— Trecho citado —
>>>
O Estado de São Paulo, n. 44951, 12/11/2016. Política, p. A4

Lava Jato leva Suíça a abrir ação penal contra bancos

Ministério Público suíço revelou decisão ontem para forçar instituições a denunciar movimentações suspeitas; desvios na Petrobrás colocam órgão em alerta

Por: Jamil Chade

 

As investigações da Operação Lava Jato levaram a Suíça a colocar seus bancos no alvo de processos criminais por corrupção e lavagem de dinheiro. A descoberta de mais de mil contas com movimentações suspeitas de dinheiro de origem brasileira quebrou um tabu entre as autoridades do país europeu: a abertura de ações penais contra instituições financeiras.

O Ministério Público da Suíça, em uma medida que provoca debate entre advogados, banqueiros e operadores de fortunas no país, revelou a decisão ontem. A medida foi adotada diante das denúncias sobre envolvimento de operadores, políticos e executivos brasileiros com instituições financeiras.

Com o anúncio, a expectativa entre procuradores é de que bancos suíços optem por denunciar clientes que tenham movimentações financeiras suspeitas ou pelo menos se recusem a abrir contas sem comprovação da origem lícita dos recursos depositados.

As autoridades suíças ficaram surpresas com o fato de, nos dias seguintes à prisão de Marcelo Odebrecht, em junho do ano passado, cerca de 80 denúncias terem sido apresentadas pelos bancos locais sobre suspeitas de movimentações da empreiteira brasileira.

No momento, a Odebrecht negocia uma delação com a Lava Jato para revelar como participou do esquema de formação de cartel e corrupção na Petrobrás e trata de um acordo de leniência, com pagamento de multa que pode chegar a R$ 6 bilhões a ser dividida entre Brasil, Estados Unidos e Suíça.

A agência reguladora do sistema financeiro da Suíça agora que saber por que essas denúncias só foram feitas após a prisão do empresário.

“Os dirigentes (de bancos) devem dizer a si mesmos: seria melhor denunciar do que colocar os problemas para baixo do tapete”, disse Michael Lauber, procurador-geral da Suíça, em entrevista ao jornal Le Temps.

No total, cerca de US$ 800 milhões em 42 bancos suíços foram congelados por Berna, o que reabriu um velho debate sobre o papel do país em administrar dinheiro sujo do mundo. O caso brasileiro ainda coincide com uma investigação sobre corrupção envolvendo o fundo soberano da Malásia, que, a exemplo do caso de executivos da Petrobrás e da Odebrecht, usou bancos suíços para esconder fortunas.

Berna oficialmente não faz uma ligação direta entre o caso brasileiro e sua nova estratégia, mas admite que, nos últimos meses, os incidentes envolvendo bancos suíços sofreram um aumento importante. Desde o início das investigações sobre corrupção na Petrobrás, em 2014, a agência reguladora do sistema financeiro suíço iniciou exames sobre 25 bancos citados no caso da estatal.

No banco Julius Bär, por exemplo, foram encontrados recursos do deputado cassado Eduardo Cunha (PMDB-RJ), preso em Curitiba. Entre as instituições que colaboram estão também Pictet, Cramer, HSBC, UBS, Credit Suisse, PKB, entre outras. Pelo Lombard Odier foi movimentado dinheiro de exdiretores da Petrobrás.
<<<
— Dados apresentados —
>>>
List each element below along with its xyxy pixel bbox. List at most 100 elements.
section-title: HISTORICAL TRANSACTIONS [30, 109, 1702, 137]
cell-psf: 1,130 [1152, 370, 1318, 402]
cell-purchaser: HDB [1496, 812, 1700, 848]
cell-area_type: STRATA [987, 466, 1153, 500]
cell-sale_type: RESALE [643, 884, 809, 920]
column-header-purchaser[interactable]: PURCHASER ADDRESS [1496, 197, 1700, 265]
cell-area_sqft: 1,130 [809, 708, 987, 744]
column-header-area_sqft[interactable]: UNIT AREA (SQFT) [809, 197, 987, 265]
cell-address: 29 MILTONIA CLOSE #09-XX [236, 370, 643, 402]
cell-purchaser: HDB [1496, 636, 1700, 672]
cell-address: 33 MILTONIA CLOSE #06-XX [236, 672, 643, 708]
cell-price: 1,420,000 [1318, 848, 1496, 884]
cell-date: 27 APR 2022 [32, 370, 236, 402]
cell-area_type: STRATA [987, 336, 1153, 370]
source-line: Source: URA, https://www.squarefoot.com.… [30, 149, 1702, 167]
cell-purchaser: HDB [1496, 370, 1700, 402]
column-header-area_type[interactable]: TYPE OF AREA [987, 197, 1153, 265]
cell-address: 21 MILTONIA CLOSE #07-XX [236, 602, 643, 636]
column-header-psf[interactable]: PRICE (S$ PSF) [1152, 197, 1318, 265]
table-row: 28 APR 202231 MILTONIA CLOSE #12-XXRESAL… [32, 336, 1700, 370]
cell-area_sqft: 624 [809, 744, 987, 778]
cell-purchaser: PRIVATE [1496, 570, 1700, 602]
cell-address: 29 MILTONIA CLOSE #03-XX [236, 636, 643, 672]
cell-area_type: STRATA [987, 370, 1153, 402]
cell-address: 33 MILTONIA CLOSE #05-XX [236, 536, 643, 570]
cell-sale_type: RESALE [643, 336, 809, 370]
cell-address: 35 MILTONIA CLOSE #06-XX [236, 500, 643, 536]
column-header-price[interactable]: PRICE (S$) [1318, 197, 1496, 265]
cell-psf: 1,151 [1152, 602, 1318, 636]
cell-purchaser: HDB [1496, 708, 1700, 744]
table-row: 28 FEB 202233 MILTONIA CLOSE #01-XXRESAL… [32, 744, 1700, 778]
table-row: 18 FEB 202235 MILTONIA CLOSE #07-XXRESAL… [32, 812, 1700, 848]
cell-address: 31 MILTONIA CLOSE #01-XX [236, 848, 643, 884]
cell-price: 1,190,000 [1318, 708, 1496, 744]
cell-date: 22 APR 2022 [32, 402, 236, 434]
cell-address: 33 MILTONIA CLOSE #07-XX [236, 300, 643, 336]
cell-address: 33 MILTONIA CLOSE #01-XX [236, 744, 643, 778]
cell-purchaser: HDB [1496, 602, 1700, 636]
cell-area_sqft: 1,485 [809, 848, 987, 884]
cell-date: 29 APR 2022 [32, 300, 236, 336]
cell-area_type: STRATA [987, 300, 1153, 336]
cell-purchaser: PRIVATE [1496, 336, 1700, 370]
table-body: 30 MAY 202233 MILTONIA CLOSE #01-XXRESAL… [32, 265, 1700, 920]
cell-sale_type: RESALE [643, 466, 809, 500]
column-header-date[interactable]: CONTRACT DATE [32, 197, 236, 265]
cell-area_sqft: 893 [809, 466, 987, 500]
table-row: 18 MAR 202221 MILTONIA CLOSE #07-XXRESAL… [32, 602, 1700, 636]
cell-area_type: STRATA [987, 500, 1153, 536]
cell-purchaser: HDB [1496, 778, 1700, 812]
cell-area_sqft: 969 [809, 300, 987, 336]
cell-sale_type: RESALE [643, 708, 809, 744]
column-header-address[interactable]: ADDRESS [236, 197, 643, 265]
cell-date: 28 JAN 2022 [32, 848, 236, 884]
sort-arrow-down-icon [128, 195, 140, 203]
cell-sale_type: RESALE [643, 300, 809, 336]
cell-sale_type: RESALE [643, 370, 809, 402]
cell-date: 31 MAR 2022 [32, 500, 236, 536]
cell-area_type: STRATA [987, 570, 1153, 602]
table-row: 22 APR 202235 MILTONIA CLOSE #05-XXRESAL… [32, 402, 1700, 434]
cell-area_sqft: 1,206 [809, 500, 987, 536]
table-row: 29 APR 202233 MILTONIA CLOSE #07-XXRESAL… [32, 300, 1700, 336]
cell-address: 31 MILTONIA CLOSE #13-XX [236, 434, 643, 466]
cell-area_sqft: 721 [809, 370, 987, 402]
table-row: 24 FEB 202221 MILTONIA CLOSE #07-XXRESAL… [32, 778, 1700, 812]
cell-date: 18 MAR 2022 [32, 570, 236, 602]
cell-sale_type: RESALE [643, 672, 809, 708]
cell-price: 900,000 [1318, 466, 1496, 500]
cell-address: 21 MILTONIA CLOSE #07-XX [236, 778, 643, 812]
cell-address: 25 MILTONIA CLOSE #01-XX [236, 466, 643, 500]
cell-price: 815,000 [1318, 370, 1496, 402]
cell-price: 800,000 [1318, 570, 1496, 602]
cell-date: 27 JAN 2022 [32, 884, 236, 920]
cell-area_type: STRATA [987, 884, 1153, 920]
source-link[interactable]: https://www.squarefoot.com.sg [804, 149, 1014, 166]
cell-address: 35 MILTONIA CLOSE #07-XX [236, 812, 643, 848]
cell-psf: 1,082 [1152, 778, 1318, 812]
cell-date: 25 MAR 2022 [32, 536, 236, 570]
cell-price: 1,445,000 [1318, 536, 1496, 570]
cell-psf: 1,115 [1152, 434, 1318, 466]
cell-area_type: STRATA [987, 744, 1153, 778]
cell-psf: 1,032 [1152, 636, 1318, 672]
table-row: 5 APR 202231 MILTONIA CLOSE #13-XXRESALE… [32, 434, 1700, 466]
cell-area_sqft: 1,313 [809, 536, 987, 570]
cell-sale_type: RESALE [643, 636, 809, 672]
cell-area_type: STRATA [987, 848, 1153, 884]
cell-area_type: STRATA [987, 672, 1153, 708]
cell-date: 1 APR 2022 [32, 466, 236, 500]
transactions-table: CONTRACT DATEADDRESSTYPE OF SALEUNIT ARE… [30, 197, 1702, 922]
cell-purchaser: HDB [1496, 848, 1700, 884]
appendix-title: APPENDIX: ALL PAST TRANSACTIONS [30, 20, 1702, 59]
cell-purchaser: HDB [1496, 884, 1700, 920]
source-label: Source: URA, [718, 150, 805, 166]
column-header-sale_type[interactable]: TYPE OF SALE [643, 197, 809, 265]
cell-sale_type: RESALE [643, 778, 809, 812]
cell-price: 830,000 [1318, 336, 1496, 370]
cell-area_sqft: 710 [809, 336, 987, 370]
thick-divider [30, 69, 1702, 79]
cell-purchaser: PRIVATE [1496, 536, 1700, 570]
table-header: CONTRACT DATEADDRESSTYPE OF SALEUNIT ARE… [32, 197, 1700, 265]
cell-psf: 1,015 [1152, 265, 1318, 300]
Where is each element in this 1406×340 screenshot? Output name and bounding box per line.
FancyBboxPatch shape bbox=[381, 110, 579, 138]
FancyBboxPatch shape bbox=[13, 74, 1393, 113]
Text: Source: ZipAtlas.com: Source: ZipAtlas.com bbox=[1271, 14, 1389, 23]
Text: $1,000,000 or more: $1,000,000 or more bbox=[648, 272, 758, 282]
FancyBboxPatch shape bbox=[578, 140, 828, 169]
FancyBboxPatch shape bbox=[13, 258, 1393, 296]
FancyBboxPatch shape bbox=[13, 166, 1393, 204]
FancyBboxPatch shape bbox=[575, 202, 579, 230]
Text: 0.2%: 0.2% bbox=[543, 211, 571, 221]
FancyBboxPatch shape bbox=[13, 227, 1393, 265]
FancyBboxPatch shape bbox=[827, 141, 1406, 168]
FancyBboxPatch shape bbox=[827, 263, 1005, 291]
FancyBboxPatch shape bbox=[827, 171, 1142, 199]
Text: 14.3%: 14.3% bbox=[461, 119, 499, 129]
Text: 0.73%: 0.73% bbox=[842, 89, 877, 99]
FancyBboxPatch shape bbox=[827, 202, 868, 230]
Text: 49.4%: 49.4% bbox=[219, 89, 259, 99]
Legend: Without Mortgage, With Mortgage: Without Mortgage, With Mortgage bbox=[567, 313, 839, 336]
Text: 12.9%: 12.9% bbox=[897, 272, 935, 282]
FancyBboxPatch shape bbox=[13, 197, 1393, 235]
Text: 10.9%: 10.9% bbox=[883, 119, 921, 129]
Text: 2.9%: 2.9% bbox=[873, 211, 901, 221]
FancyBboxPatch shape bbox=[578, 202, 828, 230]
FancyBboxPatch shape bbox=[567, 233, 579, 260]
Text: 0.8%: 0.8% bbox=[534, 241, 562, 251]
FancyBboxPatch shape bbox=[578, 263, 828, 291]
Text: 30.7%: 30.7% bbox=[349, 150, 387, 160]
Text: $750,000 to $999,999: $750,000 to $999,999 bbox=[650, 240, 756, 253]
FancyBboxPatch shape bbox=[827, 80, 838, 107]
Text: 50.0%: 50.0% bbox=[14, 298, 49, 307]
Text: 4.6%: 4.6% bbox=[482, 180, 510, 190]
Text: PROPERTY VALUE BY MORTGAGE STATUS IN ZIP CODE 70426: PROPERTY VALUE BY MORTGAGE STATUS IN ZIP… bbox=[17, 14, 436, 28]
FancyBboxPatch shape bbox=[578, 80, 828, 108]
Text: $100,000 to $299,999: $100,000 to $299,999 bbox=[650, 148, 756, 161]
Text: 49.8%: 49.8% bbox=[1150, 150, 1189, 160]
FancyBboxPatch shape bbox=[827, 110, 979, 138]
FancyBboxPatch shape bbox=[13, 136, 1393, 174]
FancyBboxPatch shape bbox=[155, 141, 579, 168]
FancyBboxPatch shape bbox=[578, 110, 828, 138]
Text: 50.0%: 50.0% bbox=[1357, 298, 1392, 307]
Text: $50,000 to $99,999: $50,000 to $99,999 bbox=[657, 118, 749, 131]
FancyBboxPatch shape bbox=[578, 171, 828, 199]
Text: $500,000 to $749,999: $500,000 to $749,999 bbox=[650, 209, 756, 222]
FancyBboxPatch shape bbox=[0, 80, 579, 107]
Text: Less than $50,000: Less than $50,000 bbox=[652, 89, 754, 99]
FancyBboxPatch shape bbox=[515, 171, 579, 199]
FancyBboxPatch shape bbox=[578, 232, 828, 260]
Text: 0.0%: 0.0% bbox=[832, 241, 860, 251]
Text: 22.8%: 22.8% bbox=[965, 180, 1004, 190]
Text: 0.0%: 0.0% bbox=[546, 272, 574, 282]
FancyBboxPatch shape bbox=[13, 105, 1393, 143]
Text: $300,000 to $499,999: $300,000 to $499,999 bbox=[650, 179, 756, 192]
<<<
— Conjunto de tarefas —
1. Quais bancos são citados nominalmente na reportagem sobre a Lava Jato e os bancos suíços?
2. Transcreva da reportagem sobre a Lava Jato e os bancos suíços o trecho que vai de "No banco Julius" até "exdiretores da Petrobrás.".
3. Na reportagem sobre a Lava Jato e os bancos suíços, em quantos bancos suíços Berna congelou cerca de US$ 800 milhões?

— Respostas por tarefa —
1. Julius Bär, Pictet, Cramer, HSBC, UBS, Credit Suisse, PKB e Lombard Odier.

2.
No banco Julius Bär, por exemplo, foram encontrados recursos do deputado cassado Eduardo Cunha (PMDB-RJ), preso em Curitiba. Entre as instituições que colaboram estão também Pictet, Cramer, HSBC, UBS, Credit Suisse, PKB, entre outras. Pelo Lombard Odier foi movimentado dinheiro de exdiretores da Petrobrás.

3. Em 42 bancos suíços.